▶ Data provided:
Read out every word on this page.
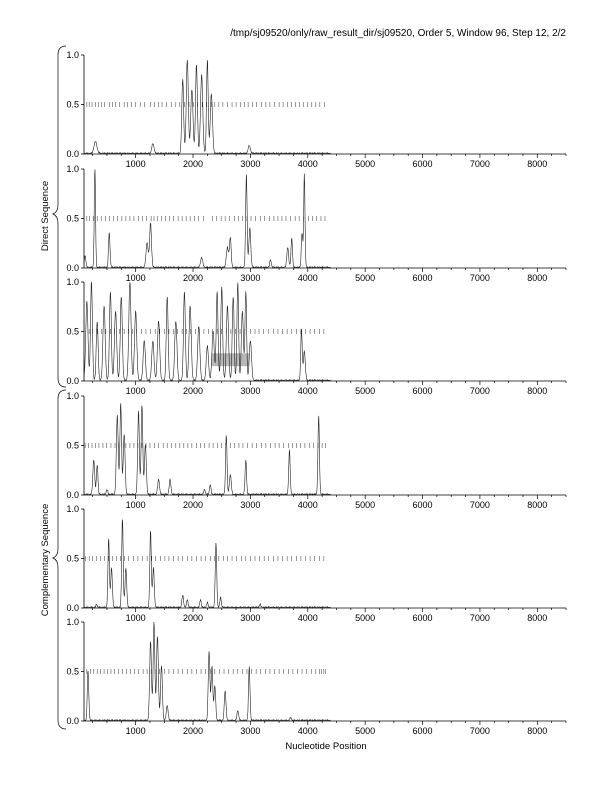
/tmp/sj09520/only/raw_result_dir/sj09520, Order 5, Window 96, Step 12, 2/2
0.0
0.5
1.0
1000	2000	3000	4000	5000	6000	7000	8000
0.0
0.5
1.0
1000	2000	3000	4000	5000	6000	7000	8000
0.0
0.5
1.0
1000	2000	3000	4000	5000	6000	7000	8000
0.0
0.5
1.0
1000	2000	3000	4000	5000	6000	7000	8000
0.0
0.5
1.0
1000	2000	3000	4000	5000	6000	7000	8000
0.0
0.5
1.0
1000	2000	3000	4000	5000	6000	7000	8000
Direct Sequence
Complementary Sequence
Nucleotide Position
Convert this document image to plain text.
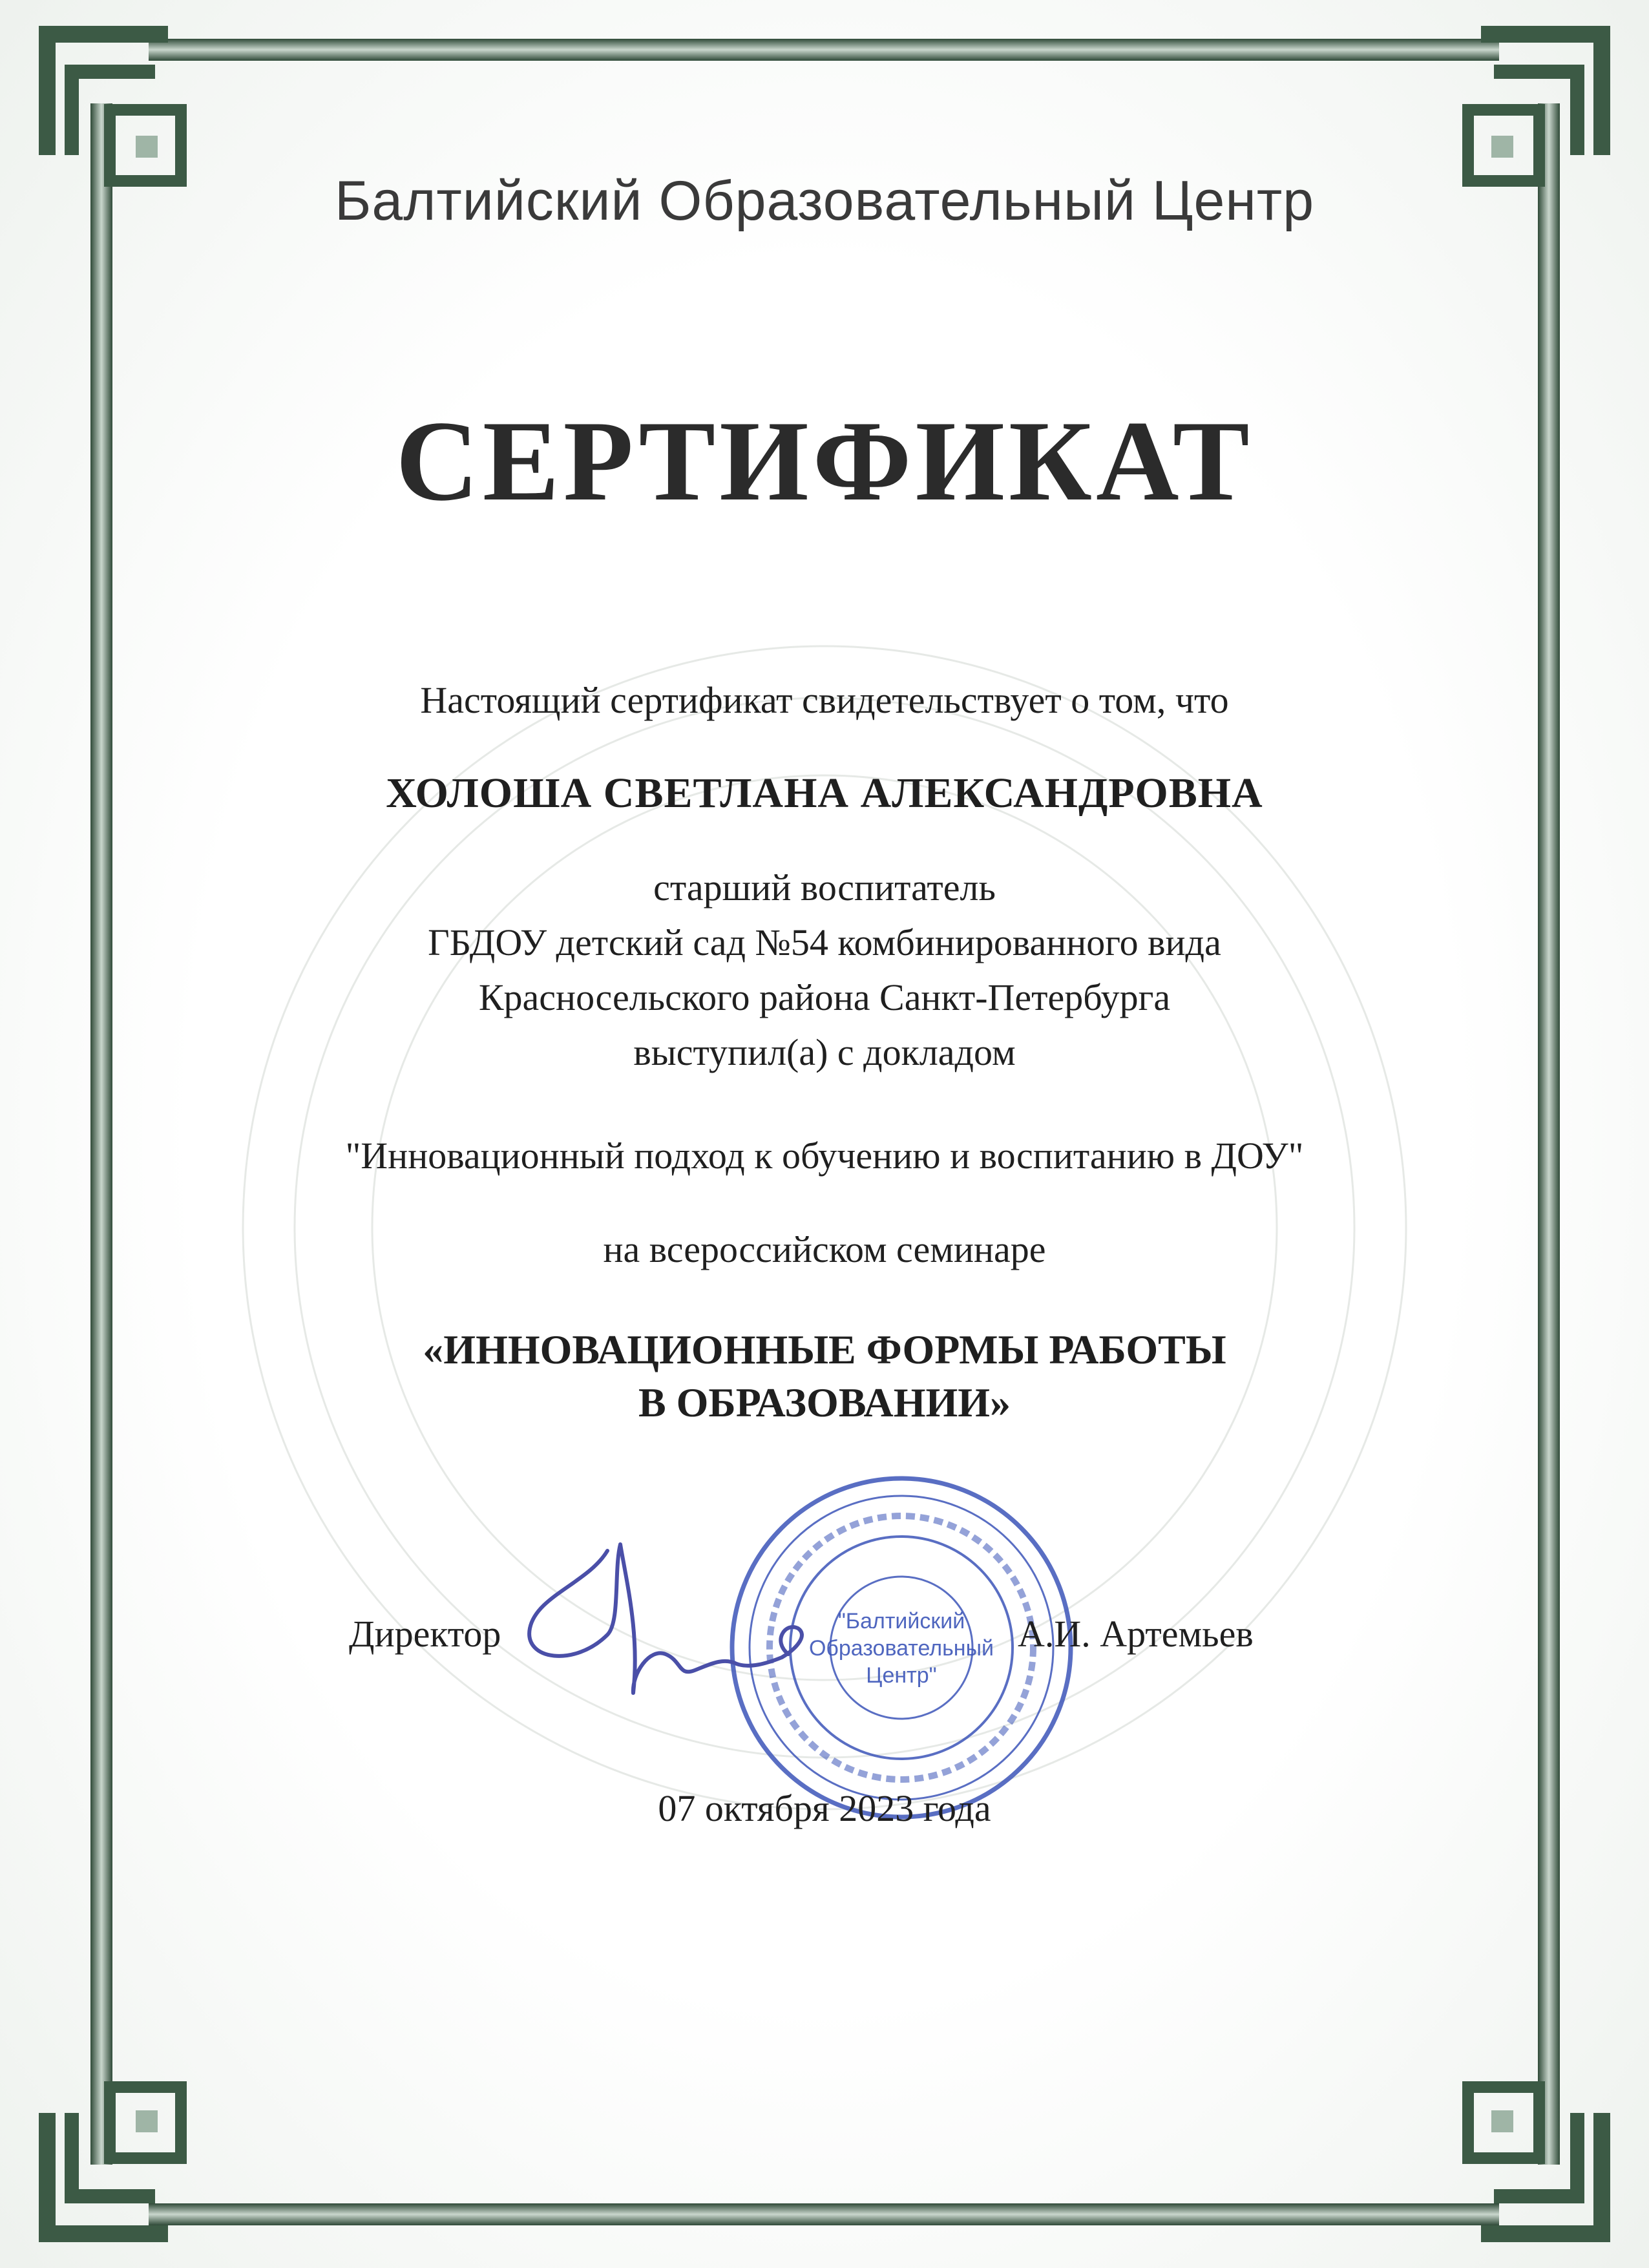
Балтийский Образовательный Центр
СЕРТИФИКАТ
Настоящий сертификат свидетельствует о том, что
ХОЛОША СВЕТЛАНА АЛЕКСАНДРОВНА
старший воспитатель
ГБДОУ детский сад №54 комбинированного вида
Красносельского района Санкт-Петербурга
выступил(а) с докладом
"Инновационный подход к обучению и воспитанию в ДОУ"
на всероссийском семинаре
«ИННОВАЦИОННЫЕ ФОРМЫ РАБОТЫ
В ОБРАЗОВАНИИ»
"Балтийский
Образовательный
Центр"
Директор	А.И. Артемьев
07 октября 2023 года
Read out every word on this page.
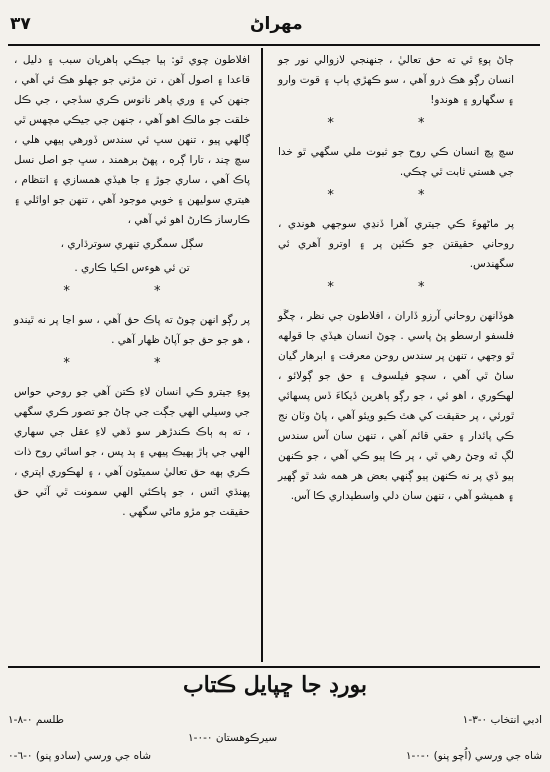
۳۷	مهراڻ

ڄاڻ ٻوءِ ٿي ته حق تعاليٰ ، جنهنجي لازوالي نور جو انسان رڳو هڪ ذرو آهي ، سو ڪهڙي ٻاٻ ۽ قوت وارو ۽ سگهارو ۽ هوندو!

* *

سچ پچ انسان ڪي روح جو ثبوت ملي سگهي ٿو خدا جي هستي ثابت ٿي چڪي.

* *

پر ماڻهوءَ ڪي جيتري آهرا ڏنڍي سوجهي هوندي ، روحاني حقيقتن جو ڪئين پر ۽ اوترو آهري ئي سگهندس.

* *

هوڏانهن روحاني آرزو ڏاران ، افلاطون جي نظر ، چڱو فلسفو ارسطو پڻ پاسي . چوڻ انسان هيڏي جا قولهه ٿو وجهي ، تنهن پر سندس روحن معرفت ۽ ابرهار گيان ساڻ ٿي آهي ، سچو فيلسوف ۽ حق جو ڳولائو ، لهڪوري ، اهو ئي ، جو رڳو ٻاهرين ڏيکاءَ ڏس پسهائي ٿورئي ، پر حقيقت کي هٿ ڪيو ويئو آهي ، پاڻ وٽان نج ڪي پائدار ۽ حقي قائم آهي ، تنهن سان آس سندس لڳ ٿه وڃڻ رهي ٿي ، پر ڪا ٻيو ڪي آهي ، جو ڪنهن ٻيو ڏي پر نه ڪنهن ٻيو ڳنهي بعض هر همه شد ٿو ڳهير ۽ هميشو آهي ، تنهن سان دلي واسطيداري ڪا آس.

افلاطون چوي ٿو: ٻيا جيڪي ٻاهريان سبب ۽ دليل ، قاعدا ۽ اصول آهن ، تن مڙني جو جهلو هڪ ئي آهي ، جنهن کي ۽ وري ٻاهر نانوس ڪري سڏجي ، جي ڪل خلقت جو مالڪ اهو آهي ، جنهن جي جيڪي مچهس ٿي ڳالهي پيو ، تنهن سڀ ئي سندس ڏورهي ٻيهي هلي ، سچ چند ، تارا ڳره ، پهڻ برهمند ، سڀ جو اصل نسل پاڪ آهي ، ساري جوڙ ۽ جا هيڏي همسازي ۽ انتظام ، هيتري سوليهن ۽ خوبي موجود آهي ، تنهن جو اوائلي ۽ ڪارساز ڪارڻ اهو ئي آهي ،

سڳل سمگري تنهري سوترڌاري ،

تن ئي هوءس اڪيا ڪاري .

* *

پر رڳو انهن چوڻ ته پاڪ حق آهي ، سو اڃا پر نه ٿيندو ، هو جو حق جو آپاڻ ظهار آهي .

* *

پوءِ جيترو ڪي انسان لاءِ ڪتن آهي جو روحي حواس جي وسيلي الهي جڳت جي ڄاڻ جو تصور ڪري سگهي ، ته ٻه ٻاڪ ڪندڙهر سو ڏهي لاءِ عقل جي سهاري الهي جي ٻاڙ ٻهيڪ پيهي ۽ ٻد پس ، جو اسائي روح ذات ڪري ٻهه حق تعاليٰ سميڻون آهي ، ۽ لهڪوري اپتري ، پهنڌي اٿس ، جو پاڪئي الهي سمونت ٿي آٽي حق حقيقت جو مڙو ماڻي سگهي .

بورڊ جا ڇپايل ڪتاب
ادبي انتخاب ٠-٣-١
طلسم ٠-٨-١
سيرڪوهستان ٠-٠-١
شاه جي ورسي (اُچو پنو) ٠-٠-١
شاه جي ورسي (سادو پنو) ٠-٦-٠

▶ Task prompt:
Each line of the data that includes the word "تنهن" counts once; report the total and nothing more.

▶ Task answer:
2